- **Problem to work on**: Find every line with the word "rachidien". Copy those lines.

## start Extracted records

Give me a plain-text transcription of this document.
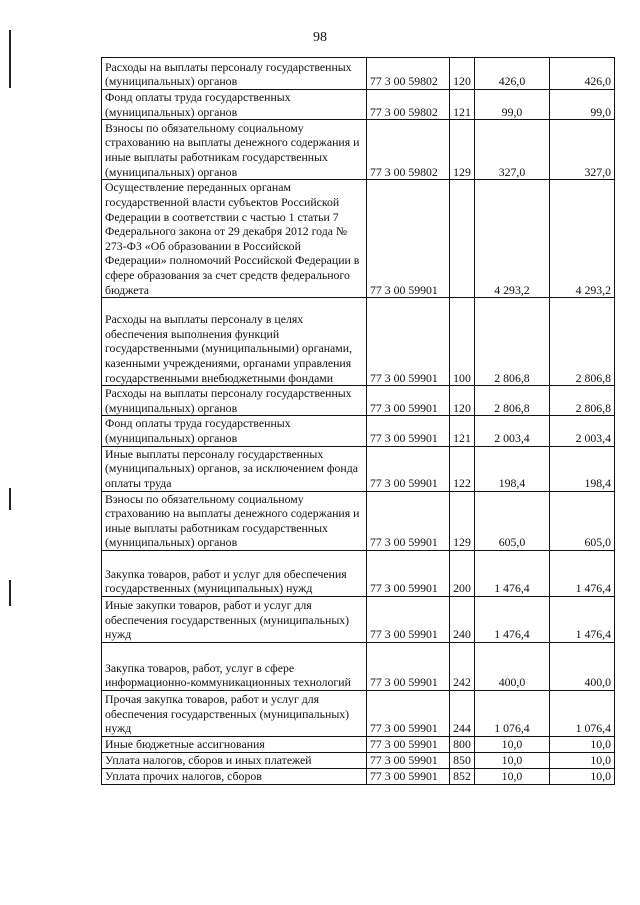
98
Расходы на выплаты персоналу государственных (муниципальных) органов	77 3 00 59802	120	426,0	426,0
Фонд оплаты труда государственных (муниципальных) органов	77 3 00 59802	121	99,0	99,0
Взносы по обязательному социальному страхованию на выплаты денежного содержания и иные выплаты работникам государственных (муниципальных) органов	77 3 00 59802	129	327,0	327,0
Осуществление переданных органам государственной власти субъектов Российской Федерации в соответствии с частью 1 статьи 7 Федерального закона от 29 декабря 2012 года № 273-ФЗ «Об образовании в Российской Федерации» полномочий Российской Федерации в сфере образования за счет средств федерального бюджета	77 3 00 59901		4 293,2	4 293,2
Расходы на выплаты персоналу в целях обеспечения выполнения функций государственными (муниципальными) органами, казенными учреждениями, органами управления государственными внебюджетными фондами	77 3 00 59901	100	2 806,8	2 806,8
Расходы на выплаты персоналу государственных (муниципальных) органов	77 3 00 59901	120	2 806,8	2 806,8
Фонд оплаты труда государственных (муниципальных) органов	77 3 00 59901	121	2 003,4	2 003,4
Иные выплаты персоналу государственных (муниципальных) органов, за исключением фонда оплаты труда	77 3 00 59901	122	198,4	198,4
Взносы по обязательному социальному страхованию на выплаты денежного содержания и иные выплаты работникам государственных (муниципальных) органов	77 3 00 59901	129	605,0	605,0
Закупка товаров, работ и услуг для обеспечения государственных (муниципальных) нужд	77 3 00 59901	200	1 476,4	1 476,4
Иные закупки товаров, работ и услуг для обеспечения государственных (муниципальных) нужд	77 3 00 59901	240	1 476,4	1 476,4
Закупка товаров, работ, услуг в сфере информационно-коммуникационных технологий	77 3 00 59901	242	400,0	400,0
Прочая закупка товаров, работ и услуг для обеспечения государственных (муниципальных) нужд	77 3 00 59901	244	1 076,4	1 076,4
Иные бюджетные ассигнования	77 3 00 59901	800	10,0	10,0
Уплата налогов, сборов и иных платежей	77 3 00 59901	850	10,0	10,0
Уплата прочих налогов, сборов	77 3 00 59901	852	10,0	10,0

## end Extracted records
## start Extracted records

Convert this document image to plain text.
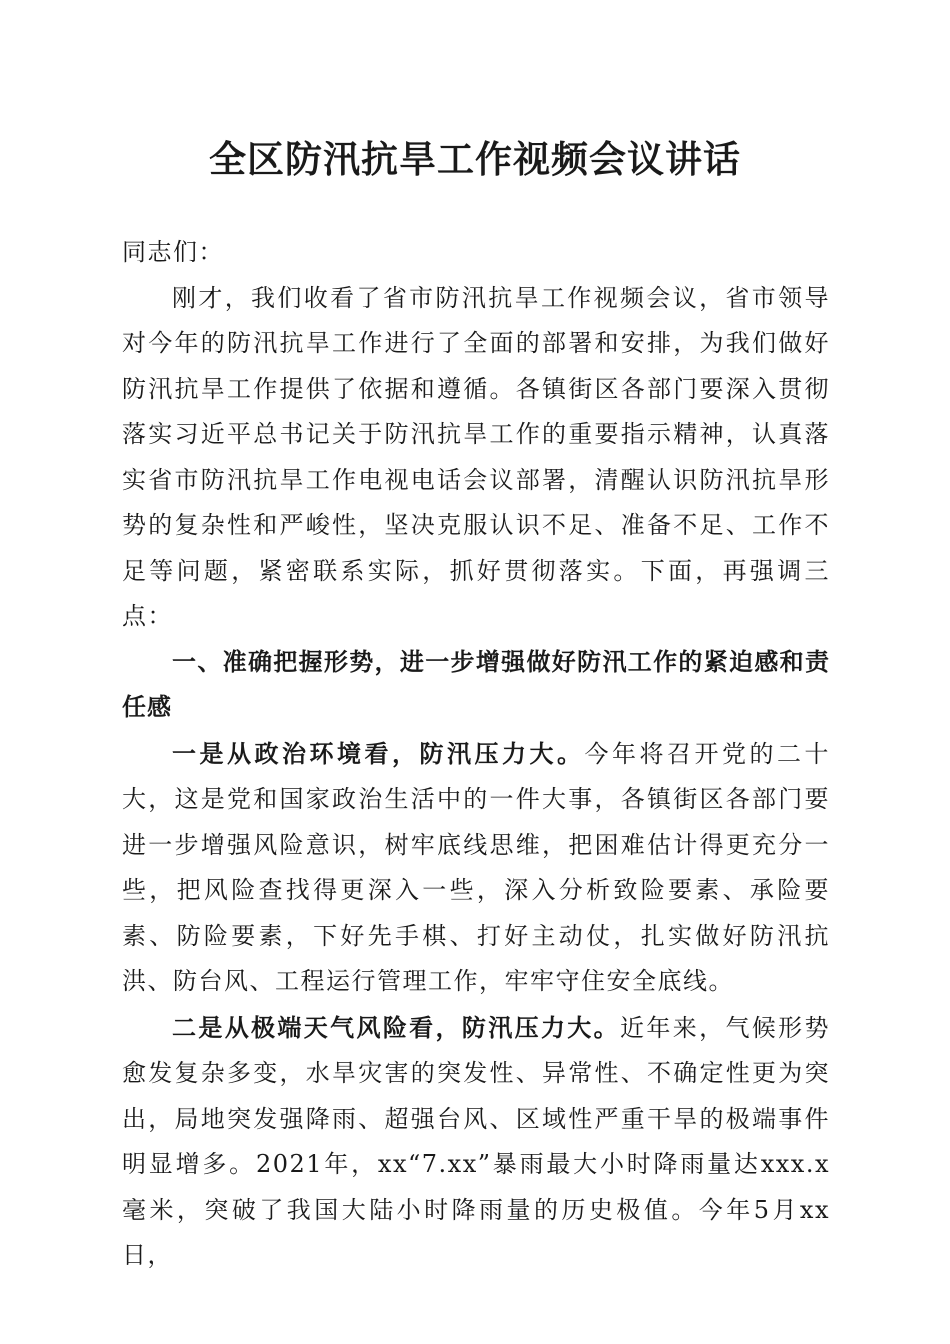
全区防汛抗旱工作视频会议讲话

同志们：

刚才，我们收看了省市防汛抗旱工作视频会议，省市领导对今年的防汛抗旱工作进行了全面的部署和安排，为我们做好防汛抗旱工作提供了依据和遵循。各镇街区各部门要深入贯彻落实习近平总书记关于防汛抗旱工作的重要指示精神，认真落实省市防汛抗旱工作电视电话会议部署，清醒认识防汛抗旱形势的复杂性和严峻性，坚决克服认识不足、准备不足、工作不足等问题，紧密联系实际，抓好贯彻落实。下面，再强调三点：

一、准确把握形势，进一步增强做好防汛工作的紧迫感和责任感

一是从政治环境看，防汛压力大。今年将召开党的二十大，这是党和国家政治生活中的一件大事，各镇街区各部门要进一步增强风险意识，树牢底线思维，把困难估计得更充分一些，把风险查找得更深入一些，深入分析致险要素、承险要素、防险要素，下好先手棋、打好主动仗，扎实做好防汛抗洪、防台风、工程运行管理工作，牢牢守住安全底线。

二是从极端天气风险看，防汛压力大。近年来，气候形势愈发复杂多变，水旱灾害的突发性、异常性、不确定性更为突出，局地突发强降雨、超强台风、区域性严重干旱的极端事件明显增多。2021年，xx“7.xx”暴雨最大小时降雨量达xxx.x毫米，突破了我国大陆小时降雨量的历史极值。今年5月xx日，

## end Extracted records
## start Extracted records

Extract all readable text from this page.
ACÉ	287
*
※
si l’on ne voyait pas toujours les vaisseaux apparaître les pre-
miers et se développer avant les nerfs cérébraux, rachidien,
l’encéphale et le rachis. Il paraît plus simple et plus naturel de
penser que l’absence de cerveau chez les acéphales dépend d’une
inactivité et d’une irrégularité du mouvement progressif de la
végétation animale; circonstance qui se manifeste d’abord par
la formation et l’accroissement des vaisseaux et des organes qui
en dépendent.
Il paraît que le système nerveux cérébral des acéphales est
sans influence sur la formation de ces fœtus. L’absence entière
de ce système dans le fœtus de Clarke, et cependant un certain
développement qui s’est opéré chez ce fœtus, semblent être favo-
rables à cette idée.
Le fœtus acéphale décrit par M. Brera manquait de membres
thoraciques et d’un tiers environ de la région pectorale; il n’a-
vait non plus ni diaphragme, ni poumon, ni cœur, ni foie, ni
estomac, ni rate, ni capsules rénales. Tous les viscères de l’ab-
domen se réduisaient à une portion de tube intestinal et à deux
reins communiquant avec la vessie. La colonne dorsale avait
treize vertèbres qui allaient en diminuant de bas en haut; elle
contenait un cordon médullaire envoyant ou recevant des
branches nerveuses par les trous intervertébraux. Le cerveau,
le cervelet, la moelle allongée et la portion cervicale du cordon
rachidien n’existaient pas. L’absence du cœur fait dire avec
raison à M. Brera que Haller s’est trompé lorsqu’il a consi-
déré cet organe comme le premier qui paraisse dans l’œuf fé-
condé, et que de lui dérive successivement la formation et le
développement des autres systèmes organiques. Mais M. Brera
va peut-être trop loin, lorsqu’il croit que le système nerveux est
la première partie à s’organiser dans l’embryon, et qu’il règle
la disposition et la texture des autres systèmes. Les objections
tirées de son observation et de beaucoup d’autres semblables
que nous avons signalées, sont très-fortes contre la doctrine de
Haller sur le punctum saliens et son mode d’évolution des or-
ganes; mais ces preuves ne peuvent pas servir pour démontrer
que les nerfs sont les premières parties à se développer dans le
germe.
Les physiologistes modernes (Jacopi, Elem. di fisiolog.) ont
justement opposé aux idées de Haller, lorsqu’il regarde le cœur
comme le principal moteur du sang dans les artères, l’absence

## end Extracted records

- **Result below**:
miers et se développer avant les nerfs cérébraux, rachidien,
rachidien n’existaient pas. L’absence du cœur fait dire avec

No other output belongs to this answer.